EXERCISE DESCRIPTION:
Find every line in the records that holds the string "text". Copy each one.

(Records that describe figures)
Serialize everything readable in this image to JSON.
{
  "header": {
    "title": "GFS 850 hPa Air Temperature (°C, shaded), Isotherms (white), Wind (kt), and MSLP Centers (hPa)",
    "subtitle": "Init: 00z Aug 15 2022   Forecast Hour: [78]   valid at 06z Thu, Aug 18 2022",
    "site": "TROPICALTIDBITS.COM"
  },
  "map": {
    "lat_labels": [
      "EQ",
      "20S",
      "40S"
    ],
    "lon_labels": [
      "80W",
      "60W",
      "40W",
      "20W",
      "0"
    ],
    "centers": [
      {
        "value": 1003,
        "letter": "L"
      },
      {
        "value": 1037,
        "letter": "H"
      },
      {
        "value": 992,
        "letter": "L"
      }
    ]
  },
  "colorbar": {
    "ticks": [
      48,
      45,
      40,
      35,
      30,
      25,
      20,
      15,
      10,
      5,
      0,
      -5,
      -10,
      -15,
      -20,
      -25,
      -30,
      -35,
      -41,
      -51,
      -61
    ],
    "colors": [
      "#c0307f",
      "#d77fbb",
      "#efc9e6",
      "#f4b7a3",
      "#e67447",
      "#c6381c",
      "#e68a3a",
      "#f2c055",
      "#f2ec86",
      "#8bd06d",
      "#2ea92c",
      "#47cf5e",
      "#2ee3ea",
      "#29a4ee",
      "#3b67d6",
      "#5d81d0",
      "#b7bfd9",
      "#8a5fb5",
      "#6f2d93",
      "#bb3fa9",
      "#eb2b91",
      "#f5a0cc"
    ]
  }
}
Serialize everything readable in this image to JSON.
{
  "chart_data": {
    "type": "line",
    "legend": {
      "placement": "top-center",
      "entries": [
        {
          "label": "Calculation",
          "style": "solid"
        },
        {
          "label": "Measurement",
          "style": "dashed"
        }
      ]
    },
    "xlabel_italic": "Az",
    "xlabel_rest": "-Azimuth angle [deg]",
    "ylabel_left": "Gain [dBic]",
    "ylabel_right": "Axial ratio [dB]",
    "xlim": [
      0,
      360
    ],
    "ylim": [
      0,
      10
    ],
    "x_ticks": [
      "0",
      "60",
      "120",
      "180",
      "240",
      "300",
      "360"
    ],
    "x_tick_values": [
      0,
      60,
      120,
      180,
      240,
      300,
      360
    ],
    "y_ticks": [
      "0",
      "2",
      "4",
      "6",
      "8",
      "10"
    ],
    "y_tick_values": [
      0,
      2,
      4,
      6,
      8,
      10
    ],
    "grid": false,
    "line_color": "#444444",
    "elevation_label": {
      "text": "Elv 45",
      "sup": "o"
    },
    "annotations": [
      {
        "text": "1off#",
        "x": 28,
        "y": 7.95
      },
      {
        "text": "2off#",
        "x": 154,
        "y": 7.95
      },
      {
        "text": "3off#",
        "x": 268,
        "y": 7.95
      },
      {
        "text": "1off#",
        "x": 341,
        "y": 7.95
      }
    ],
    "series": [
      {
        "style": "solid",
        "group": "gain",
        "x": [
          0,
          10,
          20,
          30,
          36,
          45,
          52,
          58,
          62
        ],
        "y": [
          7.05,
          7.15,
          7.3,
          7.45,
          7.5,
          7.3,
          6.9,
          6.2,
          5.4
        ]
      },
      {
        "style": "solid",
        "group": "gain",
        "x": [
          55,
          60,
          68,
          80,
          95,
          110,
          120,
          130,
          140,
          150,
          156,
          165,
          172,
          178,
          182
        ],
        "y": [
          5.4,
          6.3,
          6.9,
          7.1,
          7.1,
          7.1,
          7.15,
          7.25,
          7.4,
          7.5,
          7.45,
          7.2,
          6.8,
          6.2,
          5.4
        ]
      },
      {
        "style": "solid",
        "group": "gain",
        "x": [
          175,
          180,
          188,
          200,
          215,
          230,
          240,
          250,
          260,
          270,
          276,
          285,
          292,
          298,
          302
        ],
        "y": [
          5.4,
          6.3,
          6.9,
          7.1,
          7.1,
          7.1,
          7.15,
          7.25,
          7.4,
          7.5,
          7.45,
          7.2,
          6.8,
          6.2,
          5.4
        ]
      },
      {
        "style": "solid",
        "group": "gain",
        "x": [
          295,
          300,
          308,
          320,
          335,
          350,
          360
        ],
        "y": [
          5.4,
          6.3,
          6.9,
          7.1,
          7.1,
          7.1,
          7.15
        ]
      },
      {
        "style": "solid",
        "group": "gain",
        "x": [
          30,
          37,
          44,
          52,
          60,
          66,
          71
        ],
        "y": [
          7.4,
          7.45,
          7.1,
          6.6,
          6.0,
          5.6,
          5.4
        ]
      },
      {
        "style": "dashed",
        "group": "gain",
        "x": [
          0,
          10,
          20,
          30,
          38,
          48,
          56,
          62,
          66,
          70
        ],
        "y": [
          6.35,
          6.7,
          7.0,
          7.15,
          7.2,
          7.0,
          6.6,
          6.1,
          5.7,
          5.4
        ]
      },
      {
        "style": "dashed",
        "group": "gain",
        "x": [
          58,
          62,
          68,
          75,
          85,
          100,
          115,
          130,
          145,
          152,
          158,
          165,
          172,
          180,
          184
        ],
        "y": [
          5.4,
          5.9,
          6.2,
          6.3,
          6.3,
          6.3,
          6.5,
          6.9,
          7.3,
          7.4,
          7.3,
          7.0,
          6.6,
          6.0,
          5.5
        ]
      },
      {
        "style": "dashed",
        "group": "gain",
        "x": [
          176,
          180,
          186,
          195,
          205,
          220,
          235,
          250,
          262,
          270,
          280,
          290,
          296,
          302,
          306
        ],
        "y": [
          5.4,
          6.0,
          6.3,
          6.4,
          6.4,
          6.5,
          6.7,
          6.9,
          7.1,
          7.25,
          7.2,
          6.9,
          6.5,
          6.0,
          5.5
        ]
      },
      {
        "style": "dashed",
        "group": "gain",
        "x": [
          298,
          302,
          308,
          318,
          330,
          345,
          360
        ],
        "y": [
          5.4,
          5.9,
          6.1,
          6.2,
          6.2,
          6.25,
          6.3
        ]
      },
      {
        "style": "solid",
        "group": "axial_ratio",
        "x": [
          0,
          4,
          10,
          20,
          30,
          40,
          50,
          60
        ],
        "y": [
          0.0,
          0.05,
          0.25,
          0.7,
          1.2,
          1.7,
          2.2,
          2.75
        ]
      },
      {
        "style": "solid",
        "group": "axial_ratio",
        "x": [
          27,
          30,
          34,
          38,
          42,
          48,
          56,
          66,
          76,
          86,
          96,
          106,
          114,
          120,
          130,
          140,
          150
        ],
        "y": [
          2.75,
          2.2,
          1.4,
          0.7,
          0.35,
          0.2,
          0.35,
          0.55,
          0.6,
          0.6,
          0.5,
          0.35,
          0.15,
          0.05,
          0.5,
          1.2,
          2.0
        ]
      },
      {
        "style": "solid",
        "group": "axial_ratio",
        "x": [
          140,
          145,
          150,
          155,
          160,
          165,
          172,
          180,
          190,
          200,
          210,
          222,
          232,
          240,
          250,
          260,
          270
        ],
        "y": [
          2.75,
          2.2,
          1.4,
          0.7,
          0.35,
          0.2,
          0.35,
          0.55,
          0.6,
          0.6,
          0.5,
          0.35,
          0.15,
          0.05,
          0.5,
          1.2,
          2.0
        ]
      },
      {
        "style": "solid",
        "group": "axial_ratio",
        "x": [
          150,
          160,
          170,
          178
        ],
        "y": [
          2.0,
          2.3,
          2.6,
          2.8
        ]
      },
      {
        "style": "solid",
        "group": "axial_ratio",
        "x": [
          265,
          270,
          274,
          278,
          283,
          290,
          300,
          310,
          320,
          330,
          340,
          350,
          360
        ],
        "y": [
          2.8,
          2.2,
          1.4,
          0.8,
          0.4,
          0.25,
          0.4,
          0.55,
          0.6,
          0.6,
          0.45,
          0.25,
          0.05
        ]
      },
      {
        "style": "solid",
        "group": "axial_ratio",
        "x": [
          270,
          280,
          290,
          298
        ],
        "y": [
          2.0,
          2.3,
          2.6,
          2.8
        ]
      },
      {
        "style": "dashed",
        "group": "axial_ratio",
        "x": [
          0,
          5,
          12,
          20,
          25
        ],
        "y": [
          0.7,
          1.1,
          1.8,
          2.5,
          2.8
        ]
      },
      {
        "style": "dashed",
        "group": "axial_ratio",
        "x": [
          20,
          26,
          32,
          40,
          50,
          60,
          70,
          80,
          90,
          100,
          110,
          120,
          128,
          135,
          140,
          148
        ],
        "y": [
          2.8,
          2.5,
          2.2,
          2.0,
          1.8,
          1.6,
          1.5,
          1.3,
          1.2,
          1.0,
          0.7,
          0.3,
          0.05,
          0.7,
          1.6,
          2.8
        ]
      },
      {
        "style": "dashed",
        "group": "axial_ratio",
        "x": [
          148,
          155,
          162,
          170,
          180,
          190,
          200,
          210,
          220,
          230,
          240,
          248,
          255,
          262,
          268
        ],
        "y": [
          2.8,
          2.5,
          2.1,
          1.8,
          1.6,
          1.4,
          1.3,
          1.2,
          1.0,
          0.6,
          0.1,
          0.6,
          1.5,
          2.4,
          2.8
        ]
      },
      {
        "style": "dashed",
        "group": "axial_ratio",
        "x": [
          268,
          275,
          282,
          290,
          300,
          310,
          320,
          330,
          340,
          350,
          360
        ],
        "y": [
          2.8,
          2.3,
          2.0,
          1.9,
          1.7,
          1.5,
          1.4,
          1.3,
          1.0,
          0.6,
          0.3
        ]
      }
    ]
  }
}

TASK RESULT:
      "text": "Elv 45",
        "text": "1off#",
        "text": "2off#",
        "text": "3off#",
        "text": "1off#",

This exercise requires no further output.